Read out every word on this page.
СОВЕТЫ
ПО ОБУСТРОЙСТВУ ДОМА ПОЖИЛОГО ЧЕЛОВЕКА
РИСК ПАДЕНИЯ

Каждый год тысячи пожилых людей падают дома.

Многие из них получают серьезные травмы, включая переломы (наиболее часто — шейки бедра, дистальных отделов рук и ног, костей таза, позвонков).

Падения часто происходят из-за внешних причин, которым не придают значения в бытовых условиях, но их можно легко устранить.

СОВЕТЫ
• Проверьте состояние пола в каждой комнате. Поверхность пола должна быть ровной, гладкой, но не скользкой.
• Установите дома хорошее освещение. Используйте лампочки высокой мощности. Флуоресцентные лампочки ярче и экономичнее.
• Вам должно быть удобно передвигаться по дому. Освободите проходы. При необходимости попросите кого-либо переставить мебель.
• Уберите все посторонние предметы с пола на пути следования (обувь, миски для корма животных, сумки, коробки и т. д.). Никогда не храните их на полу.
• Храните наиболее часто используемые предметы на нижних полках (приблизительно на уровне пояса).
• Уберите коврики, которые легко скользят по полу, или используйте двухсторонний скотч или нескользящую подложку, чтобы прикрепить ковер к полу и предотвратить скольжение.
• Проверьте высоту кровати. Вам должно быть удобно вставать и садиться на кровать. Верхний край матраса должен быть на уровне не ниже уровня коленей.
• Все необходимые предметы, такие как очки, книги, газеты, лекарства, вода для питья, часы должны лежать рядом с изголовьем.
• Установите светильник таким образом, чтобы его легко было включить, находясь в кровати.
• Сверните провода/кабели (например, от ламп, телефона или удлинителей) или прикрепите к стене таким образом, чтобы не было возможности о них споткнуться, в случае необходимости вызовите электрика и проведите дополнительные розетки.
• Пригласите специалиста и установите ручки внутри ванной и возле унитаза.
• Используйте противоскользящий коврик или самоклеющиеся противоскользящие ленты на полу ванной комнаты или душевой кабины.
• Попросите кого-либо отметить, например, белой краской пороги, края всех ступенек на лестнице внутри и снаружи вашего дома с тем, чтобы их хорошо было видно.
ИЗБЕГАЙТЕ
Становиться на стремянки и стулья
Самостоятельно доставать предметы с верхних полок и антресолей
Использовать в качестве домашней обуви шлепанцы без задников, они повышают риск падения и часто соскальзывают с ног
━━━━━━━━━━
__Exercise aim__: Repeat the material above in full, exactly as it stands.

__Final answer__:
Read out every word on this page.
СОВЕТЫ
ПО ОБУСТРОЙСТВУ ДОМА ПОЖИЛОГО ЧЕЛОВЕКА
РИСК ПАДЕНИЯ

Каждый год тысячи пожилых людей падают дома.

Многие из них получают серьезные травмы, включая переломы (наиболее часто — шейки бедра, дистальных отделов рук и ног, костей таза, позвонков).

Падения часто происходят из-за внешних причин, которым не придают значения в бытовых условиях, но их можно легко устранить.

СОВЕТЫ
• Проверьте состояние пола в каждой комнате. Поверхность пола должна быть ровной, гладкой, но не скользкой.
• Установите дома хорошее освещение. Используйте лампочки высокой мощности. Флуоресцентные лампочки ярче и экономичнее.
• Вам должно быть удобно передвигаться по дому. Освободите проходы. При необходимости попросите кого-либо переставить мебель.
• Уберите все посторонние предметы с пола на пути следования (обувь, миски для корма животных, сумки, коробки и т. д.). Никогда не храните их на полу.
• Храните наиболее часто используемые предметы на нижних полках (приблизительно на уровне пояса).
• Уберите коврики, которые легко скользят по полу, или используйте двухсторонний скотч или нескользящую подложку, чтобы прикрепить ковер к полу и предотвратить скольжение.
• Проверьте высоту кровати. Вам должно быть удобно вставать и садиться на кровать. Верхний край матраса должен быть на уровне не ниже уровня коленей.
• Все необходимые предметы, такие как очки, книги, газеты, лекарства, вода для питья, часы должны лежать рядом с изголовьем.
• Установите светильник таким образом, чтобы его легко было включить, находясь в кровати.
• Сверните провода/кабели (например, от ламп, телефона или удлинителей) или прикрепите к стене таким образом, чтобы не было возможности о них споткнуться, в случае необходимости вызовите электрика и проведите дополнительные розетки.
• Пригласите специалиста и установите ручки внутри ванной и возле унитаза.
• Используйте противоскользящий коврик или самоклеющиеся противоскользящие ленты на полу ванной комнаты или душевой кабины.
• Попросите кого-либо отметить, например, белой краской пороги, края всех ступенек на лестнице внутри и снаружи вашего дома с тем, чтобы их хорошо было видно.
ИЗБЕГАЙТЕ
Становиться на стремянки и стулья
Самостоятельно доставать предметы с верхних полок и антресолей
Использовать в качестве домашней обуви шлепанцы без задников, они повышают риск падения и часто соскальзывают с ног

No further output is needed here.